## Source data:
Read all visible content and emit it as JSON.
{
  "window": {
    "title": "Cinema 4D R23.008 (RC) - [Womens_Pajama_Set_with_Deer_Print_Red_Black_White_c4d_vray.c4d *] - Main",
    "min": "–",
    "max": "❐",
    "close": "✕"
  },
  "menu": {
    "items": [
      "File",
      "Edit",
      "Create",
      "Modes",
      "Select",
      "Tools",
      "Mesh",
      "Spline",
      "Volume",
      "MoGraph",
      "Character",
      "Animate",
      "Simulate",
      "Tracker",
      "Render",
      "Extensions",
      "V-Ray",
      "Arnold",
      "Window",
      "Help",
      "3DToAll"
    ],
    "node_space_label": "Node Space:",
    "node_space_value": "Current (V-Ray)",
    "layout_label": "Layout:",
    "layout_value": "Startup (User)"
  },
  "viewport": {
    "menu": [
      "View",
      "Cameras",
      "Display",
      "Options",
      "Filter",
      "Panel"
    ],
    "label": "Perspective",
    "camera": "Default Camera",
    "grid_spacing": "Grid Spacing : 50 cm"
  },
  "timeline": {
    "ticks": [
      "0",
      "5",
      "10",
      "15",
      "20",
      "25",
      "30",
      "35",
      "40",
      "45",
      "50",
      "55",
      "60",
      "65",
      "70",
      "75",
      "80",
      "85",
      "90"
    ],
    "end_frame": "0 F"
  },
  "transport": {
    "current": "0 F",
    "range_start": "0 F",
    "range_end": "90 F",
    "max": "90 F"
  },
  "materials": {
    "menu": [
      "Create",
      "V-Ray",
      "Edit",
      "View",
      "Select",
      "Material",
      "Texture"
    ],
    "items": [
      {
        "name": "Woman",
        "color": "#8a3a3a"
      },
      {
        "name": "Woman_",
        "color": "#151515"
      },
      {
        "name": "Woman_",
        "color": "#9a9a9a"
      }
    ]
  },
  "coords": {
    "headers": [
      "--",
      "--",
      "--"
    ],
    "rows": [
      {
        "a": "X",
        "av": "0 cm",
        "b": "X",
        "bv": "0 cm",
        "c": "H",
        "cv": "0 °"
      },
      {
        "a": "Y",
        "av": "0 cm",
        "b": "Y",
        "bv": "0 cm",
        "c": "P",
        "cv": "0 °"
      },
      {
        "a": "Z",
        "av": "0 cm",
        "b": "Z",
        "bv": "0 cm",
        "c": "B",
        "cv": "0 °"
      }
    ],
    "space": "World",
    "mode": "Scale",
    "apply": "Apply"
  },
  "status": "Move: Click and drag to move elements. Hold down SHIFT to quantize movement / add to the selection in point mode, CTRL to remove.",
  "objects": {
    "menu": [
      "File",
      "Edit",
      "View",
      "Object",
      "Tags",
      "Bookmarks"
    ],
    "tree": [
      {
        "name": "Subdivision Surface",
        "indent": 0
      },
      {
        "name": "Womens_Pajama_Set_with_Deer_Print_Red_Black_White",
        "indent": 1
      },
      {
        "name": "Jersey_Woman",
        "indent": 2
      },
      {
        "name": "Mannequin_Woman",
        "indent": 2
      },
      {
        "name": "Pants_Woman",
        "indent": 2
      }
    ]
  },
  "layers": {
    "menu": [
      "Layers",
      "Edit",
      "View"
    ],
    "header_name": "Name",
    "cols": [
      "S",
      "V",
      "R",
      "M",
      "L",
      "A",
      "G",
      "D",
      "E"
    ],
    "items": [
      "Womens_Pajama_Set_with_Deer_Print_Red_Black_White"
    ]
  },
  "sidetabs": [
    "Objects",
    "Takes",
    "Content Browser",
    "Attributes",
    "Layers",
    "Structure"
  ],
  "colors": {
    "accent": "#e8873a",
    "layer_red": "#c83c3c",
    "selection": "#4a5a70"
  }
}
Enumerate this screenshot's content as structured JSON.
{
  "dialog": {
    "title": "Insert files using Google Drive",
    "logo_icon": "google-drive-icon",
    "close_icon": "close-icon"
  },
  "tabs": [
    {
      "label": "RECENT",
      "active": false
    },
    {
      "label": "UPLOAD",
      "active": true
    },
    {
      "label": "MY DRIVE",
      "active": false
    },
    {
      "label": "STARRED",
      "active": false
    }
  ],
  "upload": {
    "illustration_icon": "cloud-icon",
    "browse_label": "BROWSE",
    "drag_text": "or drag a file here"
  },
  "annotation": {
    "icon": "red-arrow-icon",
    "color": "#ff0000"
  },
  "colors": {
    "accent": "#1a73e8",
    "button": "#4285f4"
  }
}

## Aim:
Reproduce all of the entries word for word.

## Correct answer:
Read all visible content and emit it as JSON.
{
  "window": {
    "title": "Cinema 4D R23.008 (RC) - [Womens_Pajama_Set_with_Deer_Print_Red_Black_White_c4d_vray.c4d *] - Main",
    "min": "–",
    "max": "❐",
    "close": "✕"
  },
  "menu": {
    "items": [
      "File",
      "Edit",
      "Create",
      "Modes",
      "Select",
      "Tools",
      "Mesh",
      "Spline",
      "Volume",
      "MoGraph",
      "Character",
      "Animate",
      "Simulate",
      "Tracker",
      "Render",
      "Extensions",
      "V-Ray",
      "Arnold",
      "Window",
      "Help",
      "3DToAll"
    ],
    "node_space_label": "Node Space:",
    "node_space_value": "Current (V-Ray)",
    "layout_label": "Layout:",
    "layout_value": "Startup (User)"
  },
  "viewport": {
    "menu": [
      "View",
      "Cameras",
      "Display",
      "Options",
      "Filter",
      "Panel"
    ],
    "label": "Perspective",
    "camera": "Default Camera",
    "grid_spacing": "Grid Spacing : 50 cm"
  },
  "timeline": {
    "ticks": [
      "0",
      "5",
      "10",
      "15",
      "20",
      "25",
      "30",
      "35",
      "40",
      "45",
      "50",
      "55",
      "60",
      "65",
      "70",
      "75",
      "80",
      "85",
      "90"
    ],
    "end_frame": "0 F"
  },
  "transport": {
    "current": "0 F",
    "range_start": "0 F",
    "range_end": "90 F",
    "max": "90 F"
  },
  "materials": {
    "menu": [
      "Create",
      "V-Ray",
      "Edit",
      "View",
      "Select",
      "Material",
      "Texture"
    ],
    "items": [
      {
        "name": "Woman",
        "color": "#8a3a3a"
      },
      {
        "name": "Woman_",
        "color": "#151515"
      },
      {
        "name": "Woman_",
        "color": "#9a9a9a"
      }
    ]
  },
  "coords": {
    "headers": [
      "--",
      "--",
      "--"
    ],
    "rows": [
      {
        "a": "X",
        "av": "0 cm",
        "b": "X",
        "bv": "0 cm",
        "c": "H",
        "cv": "0 °"
      },
      {
        "a": "Y",
        "av": "0 cm",
        "b": "Y",
        "bv": "0 cm",
        "c": "P",
        "cv": "0 °"
      },
      {
        "a": "Z",
        "av": "0 cm",
        "b": "Z",
        "bv": "0 cm",
        "c": "B",
        "cv": "0 °"
      }
    ],
    "space": "World",
    "mode": "Scale",
    "apply": "Apply"
  },
  "status": "Move: Click and drag to move elements. Hold down SHIFT to quantize movement / add to the selection in point mode, CTRL to remove.",
  "objects": {
    "menu": [
      "File",
      "Edit",
      "View",
      "Object",
      "Tags",
      "Bookmarks"
    ],
    "tree": [
      {
        "name": "Subdivision Surface",
        "indent": 0
      },
      {
        "name": "Womens_Pajama_Set_with_Deer_Print_Red_Black_White",
        "indent": 1
      },
      {
        "name": "Jersey_Woman",
        "indent": 2
      },
      {
        "name": "Mannequin_Woman",
        "indent": 2
      },
      {
        "name": "Pants_Woman",
        "indent": 2
      }
    ]
  },
  "layers": {
    "menu": [
      "Layers",
      "Edit",
      "View"
    ],
    "header_name": "Name",
    "cols": [
      "S",
      "V",
      "R",
      "M",
      "L",
      "A",
      "G",
      "D",
      "E"
    ],
    "items": [
      "Womens_Pajama_Set_with_Deer_Print_Red_Black_White"
    ]
  },
  "sidetabs": [
    "Objects",
    "Takes",
    "Content Browser",
    "Attributes",
    "Layers",
    "Structure"
  ],
  "colors": {
    "accent": "#e8873a",
    "layer_red": "#c83c3c",
    "selection": "#4a5a70"
  }
}
Enumerate this screenshot's content as structured JSON.
{
  "dialog": {
    "title": "Insert files using Google Drive",
    "logo_icon": "google-drive-icon",
    "close_icon": "close-icon"
  },
  "tabs": [
    {
      "label": "RECENT",
      "active": false
    },
    {
      "label": "UPLOAD",
      "active": true
    },
    {
      "label": "MY DRIVE",
      "active": false
    },
    {
      "label": "STARRED",
      "active": false
    }
  ],
  "upload": {
    "illustration_icon": "cloud-icon",
    "browse_label": "BROWSE",
    "drag_text": "or drag a file here"
  },
  "annotation": {
    "icon": "red-arrow-icon",
    "color": "#ff0000"
  },
  "colors": {
    "accent": "#1a73e8",
    "button": "#4285f4"
  }
}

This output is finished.